→ WHAT YOU ARE ASKED TO DO
Search the listing below for the string "Faculty" and show each line that contains it.

→ DATASET RECORDS
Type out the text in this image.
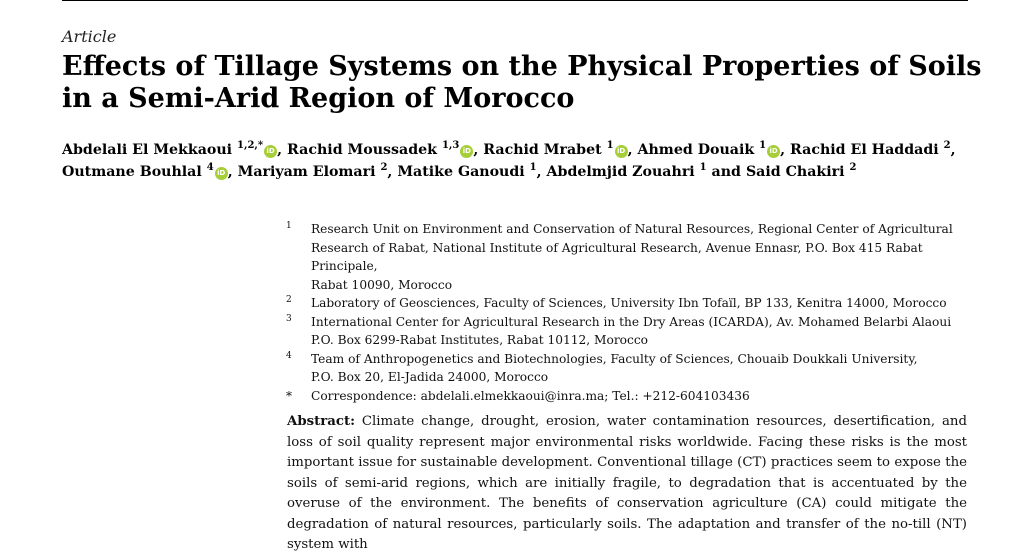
Article
Effects of Tillage Systems on the Physical Properties of Soils in a Semi-Arid Region of Morocco
Abdelali El Mekkaoui $^{1,2,*}$ iD , Rachid Moussadek $^{1,3}$ iD , Rachid Mrabet $^1$ iD , Ahmed Douaik $^1$ iD , Rachid El Haddadi $^2$, Outmane Bouhlal $^4$ iD , Mariyam Elomari $^2$, Matike Ganoudi $^1$, Abdelmjid Zouahri $^1$ and Said Chakiri $^2$
1 Research Unit on Environment and Conservation of Natural Resources, Regional Center of Agricultural
Research of Rabat, National Institute of Agricultural Research, Avenue Ennasr, P.O. Box 415 Rabat Principale,
Rabat 10090, Morocco
2 Laboratory of Geosciences, Faculty of Sciences, University Ibn Tofaïl, BP 133, Kenitra 14000, Morocco
3 International Center for Agricultural Research in the Dry Areas (ICARDA), Av. Mohamed Belarbi Alaoui
P.O. Box 6299-Rabat Institutes, Rabat 10112, Morocco
4 Team of Anthropogenetics and Biotechnologies, Faculty of Sciences, Chouaib Doukkali University,
P.O. Box 20, El-Jadida 24000, Morocco
* Correspondence: abdelali.elmekkaoui@inra.ma; Tel.: +212-604103436
Abstract: Climate change, drought, erosion, water contamination resources, desertification, and loss of soil quality represent major environmental risks worldwide. Facing these risks is the most important issue for sustainable development. Conventional tillage (CT) practices seem to expose the soils of semi-arid regions, which are initially fragile, to degradation that is accentuated by the overuse of the environment. The benefits of conservation agriculture (CA) could mitigate the degradation of natural resources, particularly soils. The adaptation and transfer of the no-till (NT) system with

→ TASK ANSWER
2 Laboratory of Geosciences, Faculty of Sciences, University Ibn Tofaïl, BP 133, Kenitra 14000, Morocco
4 Team of Anthropogenetics and Biotechnologies, Faculty of Sciences, Chouaib Doukkali University,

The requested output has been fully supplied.